--- begin WORKING DATA ---

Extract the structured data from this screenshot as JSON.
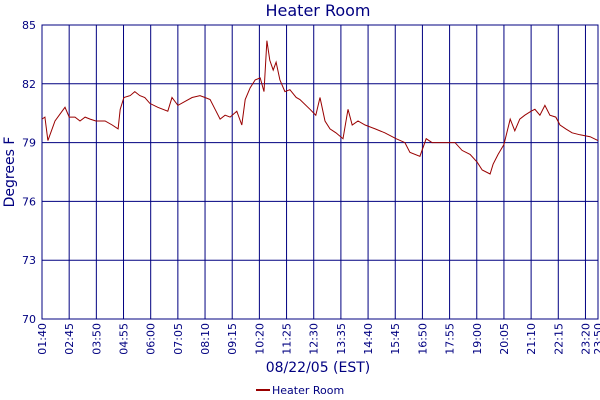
{
  "chart_data": {
    "type": "line",
    "title": "Heater Room",
    "xlabel": "08/22/05 (EST)",
    "ylabel": "Degrees F",
    "x": [
      "01:40",
      "01:47",
      "01:54",
      "02:11",
      "02:28",
      "02:35",
      "02:45",
      "02:59",
      "03:11",
      "03:23",
      "03:35",
      "03:49",
      "04:11",
      "04:28",
      "04:42",
      "04:47",
      "04:56",
      "05:11",
      "05:22",
      "05:34",
      "05:46",
      "05:58",
      "06:17",
      "06:41",
      "06:51",
      "07:05",
      "07:22",
      "07:39",
      "07:58",
      "08:10",
      "08:22",
      "08:34",
      "08:46",
      "08:58",
      "09:10",
      "09:26",
      "09:38",
      "09:46",
      "09:58",
      "10:10",
      "10:22",
      "10:31",
      "10:38",
      "10:45",
      "10:53",
      "11:00",
      "11:09",
      "11:21",
      "11:33",
      "11:48",
      "11:57",
      "12:21",
      "12:35",
      "12:45",
      "12:57",
      "13:09",
      "13:23",
      "13:40",
      "13:52",
      "14:02",
      "14:16",
      "14:33",
      "14:57",
      "15:20",
      "15:47",
      "16:08",
      "16:20",
      "16:44",
      "16:59",
      "17:13",
      "17:44",
      "18:08",
      "18:25",
      "18:44",
      "19:01",
      "19:13",
      "19:32",
      "19:39",
      "19:51",
      "20:05",
      "20:20",
      "20:31",
      "20:43",
      "20:55",
      "21:10",
      "21:19",
      "21:31",
      "21:43",
      "21:55",
      "22:09",
      "22:19",
      "22:33",
      "22:48",
      "23:07",
      "23:31",
      "23:50"
    ],
    "series": [
      {
        "name": "Heater Room",
        "color": "#990000",
        "values": [
          80.2,
          80.3,
          79.1,
          80.1,
          80.6,
          80.8,
          80.3,
          80.3,
          80.1,
          80.3,
          80.2,
          80.1,
          80.1,
          79.9,
          79.7,
          80.7,
          81.3,
          81.4,
          81.6,
          81.4,
          81.3,
          81.0,
          80.8,
          80.6,
          81.3,
          80.9,
          81.1,
          81.3,
          81.4,
          81.3,
          81.2,
          80.7,
          80.2,
          80.4,
          80.3,
          80.6,
          79.9,
          81.2,
          81.8,
          82.2,
          82.3,
          81.6,
          84.2,
          83.2,
          82.7,
          83.1,
          82.2,
          81.6,
          81.7,
          81.3,
          81.2,
          80.7,
          80.4,
          81.3,
          80.1,
          79.7,
          79.5,
          79.2,
          80.7,
          79.9,
          80.1,
          79.9,
          79.7,
          79.5,
          79.2,
          79.0,
          78.5,
          78.3,
          79.2,
          79.0,
          79.0,
          79.0,
          78.6,
          78.4,
          78.0,
          77.6,
          77.4,
          77.9,
          78.4,
          78.9,
          80.2,
          79.6,
          80.2,
          80.4,
          80.6,
          80.7,
          80.4,
          80.9,
          80.4,
          80.3,
          79.9,
          79.7,
          79.5,
          79.4,
          79.3,
          79.1
        ]
      }
    ],
    "xlim": [
      "01:40",
      "23:50"
    ],
    "xticks": [
      "01:40",
      "02:45",
      "03:50",
      "04:55",
      "06:00",
      "07:05",
      "08:10",
      "09:15",
      "10:20",
      "11:25",
      "12:30",
      "13:35",
      "14:40",
      "15:45",
      "16:50",
      "17:55",
      "19:00",
      "20:05",
      "21:10",
      "22:15",
      "23:20",
      "23:50"
    ],
    "ylim": [
      70,
      85
    ],
    "yticks": [
      70,
      73,
      76,
      79,
      82,
      85
    ],
    "grid": true,
    "legend": "bottom"
  }
}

--- end WORKING DATA ---

Output the records above exactly; leave out the pictures.

Extract the structured data from this screenshot as JSON.
{
  "chart_data": {
    "type": "line",
    "title": "Heater Room",
    "xlabel": "08/22/05 (EST)",
    "ylabel": "Degrees F",
    "x": [
      "01:40",
      "01:47",
      "01:54",
      "02:11",
      "02:28",
      "02:35",
      "02:45",
      "02:59",
      "03:11",
      "03:23",
      "03:35",
      "03:49",
      "04:11",
      "04:28",
      "04:42",
      "04:47",
      "04:56",
      "05:11",
      "05:22",
      "05:34",
      "05:46",
      "05:58",
      "06:17",
      "06:41",
      "06:51",
      "07:05",
      "07:22",
      "07:39",
      "07:58",
      "08:10",
      "08:22",
      "08:34",
      "08:46",
      "08:58",
      "09:10",
      "09:26",
      "09:38",
      "09:46",
      "09:58",
      "10:10",
      "10:22",
      "10:31",
      "10:38",
      "10:45",
      "10:53",
      "11:00",
      "11:09",
      "11:21",
      "11:33",
      "11:48",
      "11:57",
      "12:21",
      "12:35",
      "12:45",
      "12:57",
      "13:09",
      "13:23",
      "13:40",
      "13:52",
      "14:02",
      "14:16",
      "14:33",
      "14:57",
      "15:20",
      "15:47",
      "16:08",
      "16:20",
      "16:44",
      "16:59",
      "17:13",
      "17:44",
      "18:08",
      "18:25",
      "18:44",
      "19:01",
      "19:13",
      "19:32",
      "19:39",
      "19:51",
      "20:05",
      "20:20",
      "20:31",
      "20:43",
      "20:55",
      "21:10",
      "21:19",
      "21:31",
      "21:43",
      "21:55",
      "22:09",
      "22:19",
      "22:33",
      "22:48",
      "23:07",
      "23:31",
      "23:50"
    ],
    "series": [
      {
        "name": "Heater Room",
        "color": "#990000",
        "values": [
          80.2,
          80.3,
          79.1,
          80.1,
          80.6,
          80.8,
          80.3,
          80.3,
          80.1,
          80.3,
          80.2,
          80.1,
          80.1,
          79.9,
          79.7,
          80.7,
          81.3,
          81.4,
          81.6,
          81.4,
          81.3,
          81.0,
          80.8,
          80.6,
          81.3,
          80.9,
          81.1,
          81.3,
          81.4,
          81.3,
          81.2,
          80.7,
          80.2,
          80.4,
          80.3,
          80.6,
          79.9,
          81.2,
          81.8,
          82.2,
          82.3,
          81.6,
          84.2,
          83.2,
          82.7,
          83.1,
          82.2,
          81.6,
          81.7,
          81.3,
          81.2,
          80.7,
          80.4,
          81.3,
          80.1,
          79.7,
          79.5,
          79.2,
          80.7,
          79.9,
          80.1,
          79.9,
          79.7,
          79.5,
          79.2,
          79.0,
          78.5,
          78.3,
          79.2,
          79.0,
          79.0,
          79.0,
          78.6,
          78.4,
          78.0,
          77.6,
          77.4,
          77.9,
          78.4,
          78.9,
          80.2,
          79.6,
          80.2,
          80.4,
          80.6,
          80.7,
          80.4,
          80.9,
          80.4,
          80.3,
          79.9,
          79.7,
          79.5,
          79.4,
          79.3,
          79.1
        ]
      }
    ],
    "xlim": [
      "01:40",
      "23:50"
    ],
    "xticks": [
      "01:40",
      "02:45",
      "03:50",
      "04:55",
      "06:00",
      "07:05",
      "08:10",
      "09:15",
      "10:20",
      "11:25",
      "12:30",
      "13:35",
      "14:40",
      "15:45",
      "16:50",
      "17:55",
      "19:00",
      "20:05",
      "21:10",
      "22:15",
      "23:20",
      "23:50"
    ],
    "ylim": [
      70,
      85
    ],
    "yticks": [
      70,
      73,
      76,
      79,
      82,
      85
    ],
    "grid": true,
    "legend": "bottom"
  }
}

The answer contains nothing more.